Work instructions
From the listing below, select every line where the word "ffffff" appears.

Source data
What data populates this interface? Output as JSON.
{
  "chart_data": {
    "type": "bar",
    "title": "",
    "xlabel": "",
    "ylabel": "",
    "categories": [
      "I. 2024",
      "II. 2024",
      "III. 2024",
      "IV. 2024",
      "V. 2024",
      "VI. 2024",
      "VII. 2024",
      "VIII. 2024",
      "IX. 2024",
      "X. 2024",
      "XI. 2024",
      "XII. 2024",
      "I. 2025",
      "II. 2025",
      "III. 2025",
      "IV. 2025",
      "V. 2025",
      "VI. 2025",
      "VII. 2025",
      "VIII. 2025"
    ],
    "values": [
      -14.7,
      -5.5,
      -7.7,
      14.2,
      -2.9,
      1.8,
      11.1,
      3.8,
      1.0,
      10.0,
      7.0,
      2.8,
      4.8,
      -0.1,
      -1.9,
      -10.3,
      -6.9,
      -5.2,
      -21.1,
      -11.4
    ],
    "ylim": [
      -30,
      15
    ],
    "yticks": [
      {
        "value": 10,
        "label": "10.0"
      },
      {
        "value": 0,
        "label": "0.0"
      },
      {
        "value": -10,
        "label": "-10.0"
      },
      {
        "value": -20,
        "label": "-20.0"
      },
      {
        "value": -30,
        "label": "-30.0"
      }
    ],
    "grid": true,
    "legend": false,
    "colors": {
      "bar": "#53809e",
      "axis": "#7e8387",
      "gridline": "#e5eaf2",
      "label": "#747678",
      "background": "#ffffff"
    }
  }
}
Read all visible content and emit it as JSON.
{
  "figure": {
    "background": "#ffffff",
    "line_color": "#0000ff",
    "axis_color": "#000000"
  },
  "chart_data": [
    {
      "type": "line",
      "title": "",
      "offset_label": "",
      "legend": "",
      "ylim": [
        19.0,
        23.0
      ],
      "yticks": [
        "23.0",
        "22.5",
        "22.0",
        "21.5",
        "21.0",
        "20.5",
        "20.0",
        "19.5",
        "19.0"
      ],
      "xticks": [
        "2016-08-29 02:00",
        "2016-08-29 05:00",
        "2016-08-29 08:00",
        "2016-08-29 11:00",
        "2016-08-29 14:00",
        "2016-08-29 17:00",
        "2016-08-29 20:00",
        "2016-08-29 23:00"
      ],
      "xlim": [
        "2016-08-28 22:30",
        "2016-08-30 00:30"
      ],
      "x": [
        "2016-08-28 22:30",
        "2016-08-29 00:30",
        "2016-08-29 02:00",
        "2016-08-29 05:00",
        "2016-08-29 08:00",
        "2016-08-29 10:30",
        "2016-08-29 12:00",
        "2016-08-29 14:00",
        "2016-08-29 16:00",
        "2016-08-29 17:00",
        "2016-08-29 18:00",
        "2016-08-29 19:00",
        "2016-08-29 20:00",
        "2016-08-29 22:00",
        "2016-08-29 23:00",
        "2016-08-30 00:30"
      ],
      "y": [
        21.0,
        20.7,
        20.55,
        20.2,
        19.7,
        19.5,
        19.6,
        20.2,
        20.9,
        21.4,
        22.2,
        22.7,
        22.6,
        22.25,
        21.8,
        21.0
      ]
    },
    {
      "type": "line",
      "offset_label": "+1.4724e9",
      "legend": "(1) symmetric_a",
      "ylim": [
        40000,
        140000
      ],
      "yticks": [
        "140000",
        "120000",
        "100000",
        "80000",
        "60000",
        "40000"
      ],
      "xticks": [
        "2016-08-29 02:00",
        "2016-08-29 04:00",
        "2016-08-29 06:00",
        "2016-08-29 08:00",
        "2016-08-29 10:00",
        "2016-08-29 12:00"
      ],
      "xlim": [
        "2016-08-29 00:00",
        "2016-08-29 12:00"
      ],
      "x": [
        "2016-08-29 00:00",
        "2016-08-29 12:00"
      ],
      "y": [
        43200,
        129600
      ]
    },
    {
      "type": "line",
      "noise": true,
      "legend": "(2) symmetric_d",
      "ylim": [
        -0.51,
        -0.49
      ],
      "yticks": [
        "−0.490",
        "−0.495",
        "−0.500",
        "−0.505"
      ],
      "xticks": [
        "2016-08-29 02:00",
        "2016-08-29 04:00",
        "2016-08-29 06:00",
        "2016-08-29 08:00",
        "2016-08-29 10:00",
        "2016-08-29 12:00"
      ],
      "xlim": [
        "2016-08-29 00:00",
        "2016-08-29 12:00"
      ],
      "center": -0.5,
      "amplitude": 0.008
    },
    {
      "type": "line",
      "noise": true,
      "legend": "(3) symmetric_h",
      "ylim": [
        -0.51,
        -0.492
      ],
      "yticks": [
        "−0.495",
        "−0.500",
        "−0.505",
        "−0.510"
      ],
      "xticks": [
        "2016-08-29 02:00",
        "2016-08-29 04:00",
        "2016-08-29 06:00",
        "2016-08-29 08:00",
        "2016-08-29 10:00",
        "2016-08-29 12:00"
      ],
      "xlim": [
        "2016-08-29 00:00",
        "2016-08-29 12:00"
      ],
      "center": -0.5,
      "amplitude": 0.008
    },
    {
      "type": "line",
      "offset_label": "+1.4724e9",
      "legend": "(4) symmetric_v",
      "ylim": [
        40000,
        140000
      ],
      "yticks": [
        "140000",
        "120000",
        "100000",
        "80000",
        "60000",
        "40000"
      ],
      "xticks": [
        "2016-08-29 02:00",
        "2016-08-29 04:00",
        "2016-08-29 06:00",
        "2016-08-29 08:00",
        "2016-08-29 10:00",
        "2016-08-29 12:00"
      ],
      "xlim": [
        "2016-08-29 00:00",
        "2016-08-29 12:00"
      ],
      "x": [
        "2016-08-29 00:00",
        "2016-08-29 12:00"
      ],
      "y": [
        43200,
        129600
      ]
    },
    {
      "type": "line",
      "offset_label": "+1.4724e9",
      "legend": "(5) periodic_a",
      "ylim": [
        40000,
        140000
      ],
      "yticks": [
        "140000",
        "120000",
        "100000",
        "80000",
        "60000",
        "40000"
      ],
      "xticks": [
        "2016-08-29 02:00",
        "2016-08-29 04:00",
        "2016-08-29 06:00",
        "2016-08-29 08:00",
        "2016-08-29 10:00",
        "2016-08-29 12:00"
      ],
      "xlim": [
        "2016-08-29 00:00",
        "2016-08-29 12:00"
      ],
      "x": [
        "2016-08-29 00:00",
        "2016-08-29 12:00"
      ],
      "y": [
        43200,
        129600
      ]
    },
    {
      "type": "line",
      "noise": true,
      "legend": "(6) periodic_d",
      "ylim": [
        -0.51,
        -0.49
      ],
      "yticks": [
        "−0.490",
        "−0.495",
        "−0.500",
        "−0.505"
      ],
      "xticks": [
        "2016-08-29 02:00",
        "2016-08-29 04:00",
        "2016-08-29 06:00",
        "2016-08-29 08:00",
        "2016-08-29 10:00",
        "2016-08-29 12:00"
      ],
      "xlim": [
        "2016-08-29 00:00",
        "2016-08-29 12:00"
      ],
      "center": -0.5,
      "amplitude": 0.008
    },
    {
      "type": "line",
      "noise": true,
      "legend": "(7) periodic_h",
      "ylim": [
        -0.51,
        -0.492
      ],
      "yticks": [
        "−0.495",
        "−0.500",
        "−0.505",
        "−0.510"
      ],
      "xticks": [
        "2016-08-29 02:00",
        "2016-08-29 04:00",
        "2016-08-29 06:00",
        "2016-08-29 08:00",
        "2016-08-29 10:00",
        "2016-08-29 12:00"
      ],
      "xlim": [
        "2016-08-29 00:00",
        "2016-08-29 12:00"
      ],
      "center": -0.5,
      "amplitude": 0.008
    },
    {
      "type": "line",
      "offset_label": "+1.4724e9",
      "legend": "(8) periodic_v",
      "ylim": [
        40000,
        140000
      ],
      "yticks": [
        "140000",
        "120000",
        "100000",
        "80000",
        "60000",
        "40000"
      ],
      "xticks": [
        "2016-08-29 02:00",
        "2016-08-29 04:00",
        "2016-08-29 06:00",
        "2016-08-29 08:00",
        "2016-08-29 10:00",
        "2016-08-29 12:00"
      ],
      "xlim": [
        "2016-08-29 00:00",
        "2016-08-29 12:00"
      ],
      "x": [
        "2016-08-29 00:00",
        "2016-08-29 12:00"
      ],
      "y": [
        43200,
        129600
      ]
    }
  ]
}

Solution
      "background": "#ffffff"
    "background": "#ffffff",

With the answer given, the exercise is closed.